**Dataset excerpts**
━━━━━━━━━━━━━━━━━━━━

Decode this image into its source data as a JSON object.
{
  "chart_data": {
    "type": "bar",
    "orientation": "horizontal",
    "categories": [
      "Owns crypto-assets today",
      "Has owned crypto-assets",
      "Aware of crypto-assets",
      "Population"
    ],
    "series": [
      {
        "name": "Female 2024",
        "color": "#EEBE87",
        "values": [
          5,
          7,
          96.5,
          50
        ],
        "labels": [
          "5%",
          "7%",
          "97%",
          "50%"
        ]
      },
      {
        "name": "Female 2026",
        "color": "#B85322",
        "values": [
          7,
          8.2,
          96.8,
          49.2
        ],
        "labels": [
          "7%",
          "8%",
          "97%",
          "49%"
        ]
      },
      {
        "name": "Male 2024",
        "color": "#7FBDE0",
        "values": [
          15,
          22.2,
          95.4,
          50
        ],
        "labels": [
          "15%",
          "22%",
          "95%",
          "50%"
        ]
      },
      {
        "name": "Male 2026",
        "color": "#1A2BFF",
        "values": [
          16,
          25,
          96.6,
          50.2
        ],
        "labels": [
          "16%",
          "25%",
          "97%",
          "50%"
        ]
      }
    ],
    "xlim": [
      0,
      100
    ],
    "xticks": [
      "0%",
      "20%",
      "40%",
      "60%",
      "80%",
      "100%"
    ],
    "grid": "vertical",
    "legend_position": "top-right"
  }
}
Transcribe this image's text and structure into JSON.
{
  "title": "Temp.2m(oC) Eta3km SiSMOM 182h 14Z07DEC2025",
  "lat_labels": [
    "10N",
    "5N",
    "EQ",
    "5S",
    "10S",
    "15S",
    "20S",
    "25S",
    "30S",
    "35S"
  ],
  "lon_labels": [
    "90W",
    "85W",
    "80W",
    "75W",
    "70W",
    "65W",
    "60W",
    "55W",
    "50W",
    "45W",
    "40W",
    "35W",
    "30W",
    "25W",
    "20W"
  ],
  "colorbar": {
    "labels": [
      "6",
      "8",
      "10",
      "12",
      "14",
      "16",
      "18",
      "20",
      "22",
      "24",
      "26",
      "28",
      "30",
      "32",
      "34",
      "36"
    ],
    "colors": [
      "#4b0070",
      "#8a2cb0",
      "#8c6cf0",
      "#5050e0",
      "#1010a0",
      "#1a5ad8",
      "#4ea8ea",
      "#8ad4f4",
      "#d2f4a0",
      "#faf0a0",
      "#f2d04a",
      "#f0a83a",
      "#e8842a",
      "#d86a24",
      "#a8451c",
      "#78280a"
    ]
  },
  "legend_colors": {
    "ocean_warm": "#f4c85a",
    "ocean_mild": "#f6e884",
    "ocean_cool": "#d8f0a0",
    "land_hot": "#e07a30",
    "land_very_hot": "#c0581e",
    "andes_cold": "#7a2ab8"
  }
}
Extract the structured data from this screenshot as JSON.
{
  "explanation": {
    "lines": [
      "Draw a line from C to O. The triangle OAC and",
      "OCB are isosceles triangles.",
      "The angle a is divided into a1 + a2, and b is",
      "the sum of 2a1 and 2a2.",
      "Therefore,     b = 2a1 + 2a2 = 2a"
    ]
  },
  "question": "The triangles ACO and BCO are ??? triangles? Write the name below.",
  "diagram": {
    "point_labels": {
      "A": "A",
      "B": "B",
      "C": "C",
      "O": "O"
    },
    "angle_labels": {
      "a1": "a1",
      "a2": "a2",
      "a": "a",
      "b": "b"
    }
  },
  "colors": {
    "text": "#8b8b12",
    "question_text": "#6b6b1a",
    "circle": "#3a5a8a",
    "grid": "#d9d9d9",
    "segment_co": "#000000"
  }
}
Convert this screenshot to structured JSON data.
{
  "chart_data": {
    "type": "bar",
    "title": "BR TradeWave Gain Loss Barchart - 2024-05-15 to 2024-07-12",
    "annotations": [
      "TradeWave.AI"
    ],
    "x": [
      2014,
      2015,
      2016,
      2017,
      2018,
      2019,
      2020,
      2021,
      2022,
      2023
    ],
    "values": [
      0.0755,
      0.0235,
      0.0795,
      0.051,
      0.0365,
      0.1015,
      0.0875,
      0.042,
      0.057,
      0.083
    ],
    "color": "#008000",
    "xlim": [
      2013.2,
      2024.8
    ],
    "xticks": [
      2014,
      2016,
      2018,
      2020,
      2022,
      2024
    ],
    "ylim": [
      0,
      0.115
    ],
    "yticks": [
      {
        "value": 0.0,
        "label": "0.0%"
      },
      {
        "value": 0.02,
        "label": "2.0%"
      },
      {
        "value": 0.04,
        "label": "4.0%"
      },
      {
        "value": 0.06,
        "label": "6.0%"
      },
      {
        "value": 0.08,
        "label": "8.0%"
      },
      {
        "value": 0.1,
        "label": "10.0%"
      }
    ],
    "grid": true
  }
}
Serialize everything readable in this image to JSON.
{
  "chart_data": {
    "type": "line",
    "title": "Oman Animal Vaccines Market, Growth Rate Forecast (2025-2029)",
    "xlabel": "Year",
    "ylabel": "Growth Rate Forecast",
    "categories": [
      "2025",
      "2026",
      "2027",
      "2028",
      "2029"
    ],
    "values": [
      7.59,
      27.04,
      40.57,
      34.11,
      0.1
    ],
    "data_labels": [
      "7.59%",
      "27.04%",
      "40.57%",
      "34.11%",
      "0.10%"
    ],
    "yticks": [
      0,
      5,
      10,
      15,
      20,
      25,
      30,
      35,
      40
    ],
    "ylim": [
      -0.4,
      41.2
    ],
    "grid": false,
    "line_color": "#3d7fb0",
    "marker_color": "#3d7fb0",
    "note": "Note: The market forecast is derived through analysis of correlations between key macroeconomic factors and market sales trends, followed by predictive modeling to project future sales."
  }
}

━━━━━━━━━━━━━━━━━━━━

**Set task**
Extract all of the material exactly as it is written.

**Final answer**
Decode this image into its source data as a JSON object.
{
  "chart_data": {
    "type": "bar",
    "orientation": "horizontal",
    "categories": [
      "Owns crypto-assets today",
      "Has owned crypto-assets",
      "Aware of crypto-assets",
      "Population"
    ],
    "series": [
      {
        "name": "Female 2024",
        "color": "#EEBE87",
        "values": [
          5,
          7,
          96.5,
          50
        ],
        "labels": [
          "5%",
          "7%",
          "97%",
          "50%"
        ]
      },
      {
        "name": "Female 2026",
        "color": "#B85322",
        "values": [
          7,
          8.2,
          96.8,
          49.2
        ],
        "labels": [
          "7%",
          "8%",
          "97%",
          "49%"
        ]
      },
      {
        "name": "Male 2024",
        "color": "#7FBDE0",
        "values": [
          15,
          22.2,
          95.4,
          50
        ],
        "labels": [
          "15%",
          "22%",
          "95%",
          "50%"
        ]
      },
      {
        "name": "Male 2026",
        "color": "#1A2BFF",
        "values": [
          16,
          25,
          96.6,
          50.2
        ],
        "labels": [
          "16%",
          "25%",
          "97%",
          "50%"
        ]
      }
    ],
    "xlim": [
      0,
      100
    ],
    "xticks": [
      "0%",
      "20%",
      "40%",
      "60%",
      "80%",
      "100%"
    ],
    "grid": "vertical",
    "legend_position": "top-right"
  }
}
Transcribe this image's text and structure into JSON.
{
  "title": "Temp.2m(oC) Eta3km SiSMOM 182h 14Z07DEC2025",
  "lat_labels": [
    "10N",
    "5N",
    "EQ",
    "5S",
    "10S",
    "15S",
    "20S",
    "25S",
    "30S",
    "35S"
  ],
  "lon_labels": [
    "90W",
    "85W",
    "80W",
    "75W",
    "70W",
    "65W",
    "60W",
    "55W",
    "50W",
    "45W",
    "40W",
    "35W",
    "30W",
    "25W",
    "20W"
  ],
  "colorbar": {
    "labels": [
      "6",
      "8",
      "10",
      "12",
      "14",
      "16",
      "18",
      "20",
      "22",
      "24",
      "26",
      "28",
      "30",
      "32",
      "34",
      "36"
    ],
    "colors": [
      "#4b0070",
      "#8a2cb0",
      "#8c6cf0",
      "#5050e0",
      "#1010a0",
      "#1a5ad8",
      "#4ea8ea",
      "#8ad4f4",
      "#d2f4a0",
      "#faf0a0",
      "#f2d04a",
      "#f0a83a",
      "#e8842a",
      "#d86a24",
      "#a8451c",
      "#78280a"
    ]
  },
  "legend_colors": {
    "ocean_warm": "#f4c85a",
    "ocean_mild": "#f6e884",
    "ocean_cool": "#d8f0a0",
    "land_hot": "#e07a30",
    "land_very_hot": "#c0581e",
    "andes_cold": "#7a2ab8"
  }
}
Extract the structured data from this screenshot as JSON.
{
  "explanation": {
    "lines": [
      "Draw a line from C to O. The triangle OAC and",
      "OCB are isosceles triangles.",
      "The angle a is divided into a1 + a2, and b is",
      "the sum of 2a1 and 2a2.",
      "Therefore,     b = 2a1 + 2a2 = 2a"
    ]
  },
  "question": "The triangles ACO and BCO are ??? triangles? Write the name below.",
  "diagram": {
    "point_labels": {
      "A": "A",
      "B": "B",
      "C": "C",
      "O": "O"
    },
    "angle_labels": {
      "a1": "a1",
      "a2": "a2",
      "a": "a",
      "b": "b"
    }
  },
  "colors": {
    "text": "#8b8b12",
    "question_text": "#6b6b1a",
    "circle": "#3a5a8a",
    "grid": "#d9d9d9",
    "segment_co": "#000000"
  }
}
Convert this screenshot to structured JSON data.
{
  "chart_data": {
    "type": "bar",
    "title": "BR TradeWave Gain Loss Barchart - 2024-05-15 to 2024-07-12",
    "annotations": [
      "TradeWave.AI"
    ],
    "x": [
      2014,
      2015,
      2016,
      2017,
      2018,
      2019,
      2020,
      2021,
      2022,
      2023
    ],
    "values": [
      0.0755,
      0.0235,
      0.0795,
      0.051,
      0.0365,
      0.1015,
      0.0875,
      0.042,
      0.057,
      0.083
    ],
    "color": "#008000",
    "xlim": [
      2013.2,
      2024.8
    ],
    "xticks": [
      2014,
      2016,
      2018,
      2020,
      2022,
      2024
    ],
    "ylim": [
      0,
      0.115
    ],
    "yticks": [
      {
        "value": 0.0,
        "label": "0.0%"
      },
      {
        "value": 0.02,
        "label": "2.0%"
      },
      {
        "value": 0.04,
        "label": "4.0%"
      },
      {
        "value": 0.06,
        "label": "6.0%"
      },
      {
        "value": 0.08,
        "label": "8.0%"
      },
      {
        "value": 0.1,
        "label": "10.0%"
      }
    ],
    "grid": true
  }
}
Serialize everything readable in this image to JSON.
{
  "chart_data": {
    "type": "line",
    "title": "Oman Animal Vaccines Market, Growth Rate Forecast (2025-2029)",
    "xlabel": "Year",
    "ylabel": "Growth Rate Forecast",
    "categories": [
      "2025",
      "2026",
      "2027",
      "2028",
      "2029"
    ],
    "values": [
      7.59,
      27.04,
      40.57,
      34.11,
      0.1
    ],
    "data_labels": [
      "7.59%",
      "27.04%",
      "40.57%",
      "34.11%",
      "0.10%"
    ],
    "yticks": [
      0,
      5,
      10,
      15,
      20,
      25,
      30,
      35,
      40
    ],
    "ylim": [
      -0.4,
      41.2
    ],
    "grid": false,
    "line_color": "#3d7fb0",
    "marker_color": "#3d7fb0",
    "note": "Note: The market forecast is derived through analysis of correlations between key macroeconomic factors and market sales trends, followed by predictive modeling to project future sales."
  }
}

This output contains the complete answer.